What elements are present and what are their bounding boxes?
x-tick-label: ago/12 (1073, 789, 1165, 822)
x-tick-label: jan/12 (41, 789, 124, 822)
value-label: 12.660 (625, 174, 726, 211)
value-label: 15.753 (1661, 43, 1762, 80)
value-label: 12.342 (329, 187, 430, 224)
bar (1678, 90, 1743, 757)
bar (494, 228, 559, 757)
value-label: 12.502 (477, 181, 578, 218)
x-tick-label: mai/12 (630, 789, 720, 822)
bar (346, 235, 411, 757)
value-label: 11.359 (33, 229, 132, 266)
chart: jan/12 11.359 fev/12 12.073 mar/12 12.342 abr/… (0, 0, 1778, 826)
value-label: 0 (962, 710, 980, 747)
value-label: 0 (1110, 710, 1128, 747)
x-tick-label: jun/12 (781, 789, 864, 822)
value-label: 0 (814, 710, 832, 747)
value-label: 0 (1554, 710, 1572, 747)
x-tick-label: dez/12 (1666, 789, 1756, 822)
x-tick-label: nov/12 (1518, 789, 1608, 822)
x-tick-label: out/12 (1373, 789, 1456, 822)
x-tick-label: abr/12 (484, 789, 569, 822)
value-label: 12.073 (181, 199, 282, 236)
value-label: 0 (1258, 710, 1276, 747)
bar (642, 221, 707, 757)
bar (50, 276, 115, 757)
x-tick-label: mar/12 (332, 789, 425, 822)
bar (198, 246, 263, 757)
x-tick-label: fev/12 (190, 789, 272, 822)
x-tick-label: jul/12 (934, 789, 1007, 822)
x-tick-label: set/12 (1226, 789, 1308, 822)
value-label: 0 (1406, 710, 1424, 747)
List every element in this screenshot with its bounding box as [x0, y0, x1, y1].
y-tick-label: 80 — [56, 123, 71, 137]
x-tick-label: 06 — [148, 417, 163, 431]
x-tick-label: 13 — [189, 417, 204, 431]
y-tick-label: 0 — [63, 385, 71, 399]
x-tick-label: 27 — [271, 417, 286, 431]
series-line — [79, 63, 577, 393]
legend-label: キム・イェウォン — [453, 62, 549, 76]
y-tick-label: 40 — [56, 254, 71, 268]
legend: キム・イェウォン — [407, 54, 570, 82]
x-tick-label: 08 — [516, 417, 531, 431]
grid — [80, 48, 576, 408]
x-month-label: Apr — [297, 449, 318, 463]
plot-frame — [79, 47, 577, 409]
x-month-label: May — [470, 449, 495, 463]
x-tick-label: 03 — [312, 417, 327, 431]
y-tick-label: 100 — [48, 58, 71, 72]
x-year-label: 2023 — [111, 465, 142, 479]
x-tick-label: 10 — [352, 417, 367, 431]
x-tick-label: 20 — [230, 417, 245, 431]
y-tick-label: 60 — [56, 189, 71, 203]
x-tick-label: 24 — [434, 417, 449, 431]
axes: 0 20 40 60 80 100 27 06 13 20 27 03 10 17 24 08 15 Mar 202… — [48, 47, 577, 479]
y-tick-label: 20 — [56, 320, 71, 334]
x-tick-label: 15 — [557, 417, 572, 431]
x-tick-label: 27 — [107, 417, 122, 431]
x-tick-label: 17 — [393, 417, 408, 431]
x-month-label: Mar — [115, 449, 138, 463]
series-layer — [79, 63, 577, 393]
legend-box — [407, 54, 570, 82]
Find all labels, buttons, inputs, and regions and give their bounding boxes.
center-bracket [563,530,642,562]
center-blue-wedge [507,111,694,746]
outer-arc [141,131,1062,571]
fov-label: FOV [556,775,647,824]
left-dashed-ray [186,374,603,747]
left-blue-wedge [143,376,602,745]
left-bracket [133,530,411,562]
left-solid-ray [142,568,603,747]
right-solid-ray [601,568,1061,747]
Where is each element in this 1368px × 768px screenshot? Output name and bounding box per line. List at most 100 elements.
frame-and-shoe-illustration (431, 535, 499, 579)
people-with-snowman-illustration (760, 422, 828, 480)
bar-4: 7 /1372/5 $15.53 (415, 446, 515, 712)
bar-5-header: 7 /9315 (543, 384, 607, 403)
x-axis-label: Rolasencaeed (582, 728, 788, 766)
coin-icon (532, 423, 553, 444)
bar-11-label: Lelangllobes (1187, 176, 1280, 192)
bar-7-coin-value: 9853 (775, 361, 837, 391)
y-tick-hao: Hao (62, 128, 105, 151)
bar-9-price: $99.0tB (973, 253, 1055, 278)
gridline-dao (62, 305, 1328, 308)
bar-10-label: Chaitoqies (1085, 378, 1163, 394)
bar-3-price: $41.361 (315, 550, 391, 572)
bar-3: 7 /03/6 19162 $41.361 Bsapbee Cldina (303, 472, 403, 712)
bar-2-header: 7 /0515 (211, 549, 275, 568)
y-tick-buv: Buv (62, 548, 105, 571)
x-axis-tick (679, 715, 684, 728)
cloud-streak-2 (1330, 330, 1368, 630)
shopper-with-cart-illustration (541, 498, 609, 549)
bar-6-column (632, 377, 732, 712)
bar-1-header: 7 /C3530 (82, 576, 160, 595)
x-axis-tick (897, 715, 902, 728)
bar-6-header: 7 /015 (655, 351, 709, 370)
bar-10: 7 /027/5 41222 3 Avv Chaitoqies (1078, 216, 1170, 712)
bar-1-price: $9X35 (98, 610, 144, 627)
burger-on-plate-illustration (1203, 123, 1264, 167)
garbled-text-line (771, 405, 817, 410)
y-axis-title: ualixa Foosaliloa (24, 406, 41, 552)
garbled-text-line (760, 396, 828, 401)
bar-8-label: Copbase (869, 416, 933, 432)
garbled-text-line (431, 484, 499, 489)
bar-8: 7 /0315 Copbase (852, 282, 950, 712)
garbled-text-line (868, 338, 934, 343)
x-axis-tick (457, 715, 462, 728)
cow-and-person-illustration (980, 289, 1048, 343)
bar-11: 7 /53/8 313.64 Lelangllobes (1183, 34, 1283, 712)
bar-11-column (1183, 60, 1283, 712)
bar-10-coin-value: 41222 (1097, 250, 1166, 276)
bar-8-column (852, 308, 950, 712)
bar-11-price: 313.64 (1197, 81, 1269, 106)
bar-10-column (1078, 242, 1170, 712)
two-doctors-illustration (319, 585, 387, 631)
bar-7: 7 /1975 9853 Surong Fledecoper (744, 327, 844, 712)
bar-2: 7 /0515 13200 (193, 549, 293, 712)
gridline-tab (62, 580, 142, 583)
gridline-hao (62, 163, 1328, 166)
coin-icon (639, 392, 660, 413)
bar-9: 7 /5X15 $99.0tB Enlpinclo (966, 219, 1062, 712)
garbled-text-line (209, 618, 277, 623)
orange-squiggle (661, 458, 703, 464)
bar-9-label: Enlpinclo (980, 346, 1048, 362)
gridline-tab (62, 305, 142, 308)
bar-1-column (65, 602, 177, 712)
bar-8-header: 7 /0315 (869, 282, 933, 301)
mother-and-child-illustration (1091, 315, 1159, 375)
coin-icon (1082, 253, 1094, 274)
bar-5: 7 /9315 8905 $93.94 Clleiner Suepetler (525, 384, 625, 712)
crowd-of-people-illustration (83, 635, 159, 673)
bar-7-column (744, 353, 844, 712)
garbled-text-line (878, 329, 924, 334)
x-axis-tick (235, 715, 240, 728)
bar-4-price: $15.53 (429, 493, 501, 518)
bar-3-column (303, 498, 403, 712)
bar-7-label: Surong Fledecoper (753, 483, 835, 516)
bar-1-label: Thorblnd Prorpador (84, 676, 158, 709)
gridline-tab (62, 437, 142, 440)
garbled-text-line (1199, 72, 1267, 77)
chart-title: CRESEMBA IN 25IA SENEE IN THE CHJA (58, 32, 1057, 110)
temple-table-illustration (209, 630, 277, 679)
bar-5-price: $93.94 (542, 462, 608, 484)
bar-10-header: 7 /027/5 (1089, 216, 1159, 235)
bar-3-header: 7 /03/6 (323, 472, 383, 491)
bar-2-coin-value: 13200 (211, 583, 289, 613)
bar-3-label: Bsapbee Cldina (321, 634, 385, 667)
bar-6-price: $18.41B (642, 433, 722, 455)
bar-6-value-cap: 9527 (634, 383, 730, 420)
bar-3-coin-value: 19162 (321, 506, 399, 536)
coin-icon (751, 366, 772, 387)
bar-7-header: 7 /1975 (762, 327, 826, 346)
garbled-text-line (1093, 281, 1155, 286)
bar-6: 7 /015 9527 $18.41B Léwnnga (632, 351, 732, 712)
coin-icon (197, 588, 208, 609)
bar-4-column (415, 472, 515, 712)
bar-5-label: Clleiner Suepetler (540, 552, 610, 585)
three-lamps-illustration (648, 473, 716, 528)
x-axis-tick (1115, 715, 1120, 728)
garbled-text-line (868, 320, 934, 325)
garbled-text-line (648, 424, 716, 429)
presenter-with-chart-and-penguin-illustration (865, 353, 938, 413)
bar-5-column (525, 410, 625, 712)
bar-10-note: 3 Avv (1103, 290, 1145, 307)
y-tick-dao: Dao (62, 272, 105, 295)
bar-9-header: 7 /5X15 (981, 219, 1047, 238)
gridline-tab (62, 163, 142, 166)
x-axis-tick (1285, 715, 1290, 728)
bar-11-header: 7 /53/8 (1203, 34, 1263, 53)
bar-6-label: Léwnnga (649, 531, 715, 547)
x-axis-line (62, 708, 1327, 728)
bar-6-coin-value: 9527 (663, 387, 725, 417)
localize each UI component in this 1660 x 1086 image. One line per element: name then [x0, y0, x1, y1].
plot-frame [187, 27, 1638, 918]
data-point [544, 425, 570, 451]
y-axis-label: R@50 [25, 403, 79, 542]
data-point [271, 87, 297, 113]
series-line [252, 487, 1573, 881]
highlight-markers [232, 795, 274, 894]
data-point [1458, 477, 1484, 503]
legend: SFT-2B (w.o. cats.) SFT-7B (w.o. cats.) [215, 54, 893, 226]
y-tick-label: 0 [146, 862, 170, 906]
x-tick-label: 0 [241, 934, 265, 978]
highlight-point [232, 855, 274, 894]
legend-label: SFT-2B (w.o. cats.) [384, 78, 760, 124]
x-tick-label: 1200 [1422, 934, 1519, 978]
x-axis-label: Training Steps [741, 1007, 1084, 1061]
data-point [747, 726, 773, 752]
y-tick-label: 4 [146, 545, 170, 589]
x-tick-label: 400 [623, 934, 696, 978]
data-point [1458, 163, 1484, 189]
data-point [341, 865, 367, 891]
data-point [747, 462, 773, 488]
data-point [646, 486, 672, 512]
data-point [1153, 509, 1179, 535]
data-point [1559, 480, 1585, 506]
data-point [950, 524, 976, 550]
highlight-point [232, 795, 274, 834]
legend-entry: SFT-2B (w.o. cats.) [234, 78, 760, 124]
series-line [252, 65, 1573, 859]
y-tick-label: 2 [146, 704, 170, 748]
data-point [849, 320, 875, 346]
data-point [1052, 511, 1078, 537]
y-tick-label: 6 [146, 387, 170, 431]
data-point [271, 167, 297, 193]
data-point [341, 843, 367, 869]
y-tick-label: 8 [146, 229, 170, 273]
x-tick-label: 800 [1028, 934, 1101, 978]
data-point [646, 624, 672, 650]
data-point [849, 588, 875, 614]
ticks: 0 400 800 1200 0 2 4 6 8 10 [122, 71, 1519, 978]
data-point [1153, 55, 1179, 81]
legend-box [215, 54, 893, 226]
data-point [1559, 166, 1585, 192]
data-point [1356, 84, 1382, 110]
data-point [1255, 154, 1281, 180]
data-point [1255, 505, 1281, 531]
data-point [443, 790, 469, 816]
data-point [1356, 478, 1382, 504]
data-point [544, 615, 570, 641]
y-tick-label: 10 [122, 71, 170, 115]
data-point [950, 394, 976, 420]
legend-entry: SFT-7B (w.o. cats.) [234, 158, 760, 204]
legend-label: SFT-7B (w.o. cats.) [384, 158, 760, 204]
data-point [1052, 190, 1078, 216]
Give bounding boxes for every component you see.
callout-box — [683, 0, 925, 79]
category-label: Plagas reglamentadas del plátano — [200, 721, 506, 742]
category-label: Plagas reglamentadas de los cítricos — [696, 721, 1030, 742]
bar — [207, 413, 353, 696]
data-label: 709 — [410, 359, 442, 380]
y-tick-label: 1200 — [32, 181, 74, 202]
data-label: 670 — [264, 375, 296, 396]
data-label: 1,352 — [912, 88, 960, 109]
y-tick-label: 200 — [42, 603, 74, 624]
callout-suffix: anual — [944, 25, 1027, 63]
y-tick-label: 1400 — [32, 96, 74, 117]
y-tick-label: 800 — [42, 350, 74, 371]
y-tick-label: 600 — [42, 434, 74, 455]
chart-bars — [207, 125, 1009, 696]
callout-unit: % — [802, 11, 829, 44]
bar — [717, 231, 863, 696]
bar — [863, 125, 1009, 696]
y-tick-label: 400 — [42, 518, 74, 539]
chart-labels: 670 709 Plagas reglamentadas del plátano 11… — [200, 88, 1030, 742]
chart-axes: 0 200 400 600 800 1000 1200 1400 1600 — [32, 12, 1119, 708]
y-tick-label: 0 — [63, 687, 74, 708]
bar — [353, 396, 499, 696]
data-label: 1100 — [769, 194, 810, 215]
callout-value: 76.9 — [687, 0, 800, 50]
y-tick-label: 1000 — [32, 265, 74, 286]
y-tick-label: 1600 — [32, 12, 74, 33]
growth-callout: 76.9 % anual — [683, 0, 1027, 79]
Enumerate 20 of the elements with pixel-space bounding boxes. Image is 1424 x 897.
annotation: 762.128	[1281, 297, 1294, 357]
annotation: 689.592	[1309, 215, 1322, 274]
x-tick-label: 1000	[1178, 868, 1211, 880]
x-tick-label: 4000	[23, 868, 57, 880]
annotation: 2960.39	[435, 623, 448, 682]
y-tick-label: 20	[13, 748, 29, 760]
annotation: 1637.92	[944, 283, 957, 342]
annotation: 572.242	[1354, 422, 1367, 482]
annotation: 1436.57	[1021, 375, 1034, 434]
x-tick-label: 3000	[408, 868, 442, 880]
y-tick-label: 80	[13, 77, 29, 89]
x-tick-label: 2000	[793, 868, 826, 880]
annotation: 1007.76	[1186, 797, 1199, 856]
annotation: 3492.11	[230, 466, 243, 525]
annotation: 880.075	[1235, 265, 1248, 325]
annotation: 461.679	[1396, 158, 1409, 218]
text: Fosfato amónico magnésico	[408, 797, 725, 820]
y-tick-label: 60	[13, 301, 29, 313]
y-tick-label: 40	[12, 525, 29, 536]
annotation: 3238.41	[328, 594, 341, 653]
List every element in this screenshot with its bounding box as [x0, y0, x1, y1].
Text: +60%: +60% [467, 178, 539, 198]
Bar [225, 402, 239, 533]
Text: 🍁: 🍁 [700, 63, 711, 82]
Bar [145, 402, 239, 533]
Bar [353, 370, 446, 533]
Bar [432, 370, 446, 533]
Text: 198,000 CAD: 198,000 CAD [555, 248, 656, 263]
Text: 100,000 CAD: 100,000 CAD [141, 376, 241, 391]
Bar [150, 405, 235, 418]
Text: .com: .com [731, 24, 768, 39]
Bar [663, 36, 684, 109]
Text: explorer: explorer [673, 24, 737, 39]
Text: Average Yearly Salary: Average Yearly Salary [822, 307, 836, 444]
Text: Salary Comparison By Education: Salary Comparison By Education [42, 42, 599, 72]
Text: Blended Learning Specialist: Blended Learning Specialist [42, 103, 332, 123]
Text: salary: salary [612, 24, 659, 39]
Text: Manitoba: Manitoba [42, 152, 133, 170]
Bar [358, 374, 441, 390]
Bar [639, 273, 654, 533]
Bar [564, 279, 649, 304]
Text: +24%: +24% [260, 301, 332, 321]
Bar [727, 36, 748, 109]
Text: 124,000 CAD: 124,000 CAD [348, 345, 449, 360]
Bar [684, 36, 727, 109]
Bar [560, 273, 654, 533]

What you have to do -> Lay out the listing from its first line through the line containing "bar (50, 276, 115, 757)", both ends included, as a Markdown table with the columns Number and Listing line. Number the rows in order, one row per line, and leave out any blank lines.

Complete output ->
| Number | Listing line |
|---|---|
| 1 | What elements are present and what are their bounding boxes? |
| 2 | x-tick-label: ago/12 (1073, 789, 1165, 822) |
| 3 | x-tick-label: jan/12 (41, 789, 124, 822) |
| 4 | value-label: 12.660 (625, 174, 726, 211) |
| 5 | value-label: 15.753 (1661, 43, 1762, 80) |
| 6 | value-label: 12.342 (329, 187, 430, 224) |
| 7 | bar (1678, 90, 1743, 757) |
| 8 | bar (494, 228, 559, 757) |
| 9 | value-label: 12.502 (477, 181, 578, 218) |
| 10 | x-tick-label: mai/12 (630, 789, 720, 822) |
| 11 | bar (346, 235, 411, 757) |
| 12 | value-label: 11.359 (33, 229, 132, 266) |
| 13 | chart: jan/12 11.359 fev/12 12.073 mar/12 12.342 abr/… (0, 0, 1778, 826) |
| 14 | value-label: 0 (962, 710, 980, 747) |
| 15 | value-label: 0 (1110, 710, 1128, 747) |
| 16 | x-tick-label: jun/12 (781, 789, 864, 822) |
| 17 | value-label: 0 (814, 710, 832, 747) |
| 18 | value-label: 0 (1554, 710, 1572, 747) |
| 19 | x-tick-label: dez/12 (1666, 789, 1756, 822) |
| 20 | x-tick-label: nov/12 (1518, 789, 1608, 822) |
| 21 | x-tick-label: out/12 (1373, 789, 1456, 822) |
| 22 | x-tick-label: abr/12 (484, 789, 569, 822) |
| 23 | value-label: 12.073 (181, 199, 282, 236) |
| 24 | value-label: 0 (1258, 710, 1276, 747) |
| 25 | bar (642, 221, 707, 757) |
| 26 | bar (50, 276, 115, 757) |